● **問題**:
(1) 研究業務をめぐるパネル対談について、次の(a)〜(c)が本文と一致するかを「はい」か「いいえ」で判定し、決め手となる本文の語句をそのまま引用すること。(a) 堀場さんの部門では、テーマを自分たちで課題形成することが多い。(b) 堀場さんの部門では、論文がKPIになっている。(c) 堀場さんの部門は、実証実験を自分たちだけで行っている。
(2) 記録の冒頭から「value-cell-jpy: 0.689: [280, 443, 359, 475]」を含む行まで、その行も含めたすべてを、空行を除いて番号付きリストに直すこと。

● **本文抜粋**:
———

鷲北 賢さん(以下、鷲北):本パネルは、企業の研究関連業務に携わる方々をお招きし、研究という業種・業務内容や、どのような働き方をされているかについてお話しいただきます。1つ目のトピックは、普段の業務についてうかがいます。まず堀場さんからお話ください。

 

堀場 勝広さん(以下、堀場):私の部門では、研究らしい研究というよりは、事業の結びつきを意識して研究開発をしています。5G領域や、ユースケースみたいな話が結構大きいんですけど、なにぶん領域が横断的なんですよね。

ネットワークを使って何かをするにしても、その中で広い分野のスペシャリストが集まってやっています。そこで実証実験などに取り組んでいます。当然、その取り組みはわれわれだけでやっているわけではありません。パートナー企業さんも含めて、やらせてもらっています。1つの技術で掘り下げていくというよりは、広範囲な境界領域を一生懸命やっている部門です。

 

鷲北:事業に結びつくような研究をされているとのことですが、何かテーマはあるのでしょうか? それも与えられるケースはありますか?

 

堀場:与えられることもありますけれども、多くの場合では自分たちでこれから何が必要になってくるかを含めて、課題形成をします。それからストーリーテリングも含めて、われわれの仕事になっていますね。

 

鷲北:ありがとうございます。続いて立掘さんお願いします。

 

立堀 道昭さん(以下、立掘):私たちは、会社に関係あることをします。その中でも「インパクトを産み出す」ことを大事にしています。インパクトを生み出すというのは、いろいろな見方があります。論文を書いて賞をとるのもいいでしょうし、売り上げに何らかの形で貢献するのもいいです。

ほかにも面白い技術を開発して、新聞やWebメディアなどに公開してもらって、IBMの認知を高めるという形でもいいと思います。いろいな尺度はあるんですけど、インパクトを生み出すことを目指して、プロジェクトを定義します。

論文について

鷲北:事業も見据えつつ、さまざまアウトプットされていると思います。論文についてもうかがいたいです。

 

堀場:論文を外に出していくのは、1つの出口として存在しています。論文がKPIになっているわけではなくて、戦略上、論文を出すことが適しているのであれば出します。まずは特許を出してからという話もあるでしょうし、論文以外の形でのアウトプットもあります。論文は出口の中のone of themと考えています。

———

● **元データ**:

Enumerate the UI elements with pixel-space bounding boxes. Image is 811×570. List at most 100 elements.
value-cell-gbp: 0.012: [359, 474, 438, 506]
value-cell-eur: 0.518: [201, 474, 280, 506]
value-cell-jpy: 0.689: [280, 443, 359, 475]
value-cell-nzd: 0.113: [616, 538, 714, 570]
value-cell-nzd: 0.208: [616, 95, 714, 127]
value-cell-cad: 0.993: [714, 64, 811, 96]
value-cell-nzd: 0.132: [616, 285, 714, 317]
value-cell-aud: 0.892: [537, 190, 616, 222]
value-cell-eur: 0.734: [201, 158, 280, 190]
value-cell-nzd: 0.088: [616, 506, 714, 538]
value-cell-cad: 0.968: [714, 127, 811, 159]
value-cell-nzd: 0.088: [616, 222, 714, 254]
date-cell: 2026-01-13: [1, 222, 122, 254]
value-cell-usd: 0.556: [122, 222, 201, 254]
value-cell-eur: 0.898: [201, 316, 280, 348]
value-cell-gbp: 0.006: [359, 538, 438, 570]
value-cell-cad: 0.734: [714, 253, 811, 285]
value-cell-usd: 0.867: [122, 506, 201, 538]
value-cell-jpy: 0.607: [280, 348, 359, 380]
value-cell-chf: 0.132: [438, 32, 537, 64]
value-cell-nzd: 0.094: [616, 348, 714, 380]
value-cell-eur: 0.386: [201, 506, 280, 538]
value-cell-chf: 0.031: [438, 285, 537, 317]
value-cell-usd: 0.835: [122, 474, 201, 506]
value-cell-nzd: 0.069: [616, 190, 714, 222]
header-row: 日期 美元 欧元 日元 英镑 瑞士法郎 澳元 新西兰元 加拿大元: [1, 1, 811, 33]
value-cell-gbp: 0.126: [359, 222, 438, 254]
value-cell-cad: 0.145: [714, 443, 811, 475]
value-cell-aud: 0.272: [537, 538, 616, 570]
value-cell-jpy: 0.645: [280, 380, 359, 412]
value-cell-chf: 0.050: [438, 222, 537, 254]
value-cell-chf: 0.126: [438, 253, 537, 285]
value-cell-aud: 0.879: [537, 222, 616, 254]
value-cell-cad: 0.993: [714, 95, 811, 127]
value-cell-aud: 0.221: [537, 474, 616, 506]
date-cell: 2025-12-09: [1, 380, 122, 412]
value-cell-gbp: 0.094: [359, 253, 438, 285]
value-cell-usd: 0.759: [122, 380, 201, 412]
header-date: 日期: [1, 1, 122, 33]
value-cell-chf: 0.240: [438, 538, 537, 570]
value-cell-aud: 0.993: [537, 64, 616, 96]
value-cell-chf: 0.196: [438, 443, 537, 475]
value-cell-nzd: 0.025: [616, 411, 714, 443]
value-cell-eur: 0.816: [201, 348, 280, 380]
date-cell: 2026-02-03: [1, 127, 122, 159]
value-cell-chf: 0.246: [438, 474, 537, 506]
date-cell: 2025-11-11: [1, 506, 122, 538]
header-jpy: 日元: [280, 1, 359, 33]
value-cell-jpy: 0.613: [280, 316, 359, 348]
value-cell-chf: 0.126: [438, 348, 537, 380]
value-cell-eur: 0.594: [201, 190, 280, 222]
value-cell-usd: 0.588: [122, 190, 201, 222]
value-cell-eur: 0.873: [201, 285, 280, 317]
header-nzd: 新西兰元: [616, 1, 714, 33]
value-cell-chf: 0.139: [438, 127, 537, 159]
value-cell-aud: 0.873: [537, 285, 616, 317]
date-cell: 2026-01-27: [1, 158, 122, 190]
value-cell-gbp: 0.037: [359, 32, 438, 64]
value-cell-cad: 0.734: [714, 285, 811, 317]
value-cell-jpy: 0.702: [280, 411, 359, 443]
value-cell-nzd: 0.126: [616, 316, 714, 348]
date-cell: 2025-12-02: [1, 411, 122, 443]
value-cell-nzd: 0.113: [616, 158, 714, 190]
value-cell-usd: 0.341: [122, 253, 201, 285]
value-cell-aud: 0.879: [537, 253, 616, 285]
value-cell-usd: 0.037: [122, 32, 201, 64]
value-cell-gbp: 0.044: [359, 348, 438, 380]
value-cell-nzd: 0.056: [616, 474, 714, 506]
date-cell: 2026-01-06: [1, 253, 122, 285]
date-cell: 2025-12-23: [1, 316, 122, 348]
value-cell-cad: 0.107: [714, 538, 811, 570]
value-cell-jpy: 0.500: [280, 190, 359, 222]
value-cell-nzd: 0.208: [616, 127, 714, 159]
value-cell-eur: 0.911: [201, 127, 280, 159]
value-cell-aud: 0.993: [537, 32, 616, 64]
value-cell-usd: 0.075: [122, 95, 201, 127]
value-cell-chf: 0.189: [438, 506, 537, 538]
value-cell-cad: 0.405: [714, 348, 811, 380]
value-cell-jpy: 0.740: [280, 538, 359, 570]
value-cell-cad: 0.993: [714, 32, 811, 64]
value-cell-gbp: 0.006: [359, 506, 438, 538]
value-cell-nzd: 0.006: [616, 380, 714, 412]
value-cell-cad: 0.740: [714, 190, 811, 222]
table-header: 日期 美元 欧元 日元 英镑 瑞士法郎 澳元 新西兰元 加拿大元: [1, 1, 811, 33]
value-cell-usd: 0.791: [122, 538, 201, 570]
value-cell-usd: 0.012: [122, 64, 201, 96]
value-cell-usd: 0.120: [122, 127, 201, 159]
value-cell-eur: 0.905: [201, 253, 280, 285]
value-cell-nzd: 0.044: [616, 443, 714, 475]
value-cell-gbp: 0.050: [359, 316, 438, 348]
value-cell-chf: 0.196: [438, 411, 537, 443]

———

● **各問の解答**:
(1)
(a) はい:「多くの場合では自分たちでこれから何が必要になってくるかを含めて、課題形成をします」
(b) いいえ:「論文がKPIになっているわけではなくて」
(c) いいえ:「当然、その取り組みはわれわれだけでやっているわけではありません。」

(2)
1. Enumerate the UI elements with pixel-space bounding boxes. Image is 811×570. List at most 100 elements.
2. value-cell-gbp: 0.012: [359, 474, 438, 506]
3. value-cell-eur: 0.518: [201, 474, 280, 506]
4. value-cell-jpy: 0.689: [280, 443, 359, 475]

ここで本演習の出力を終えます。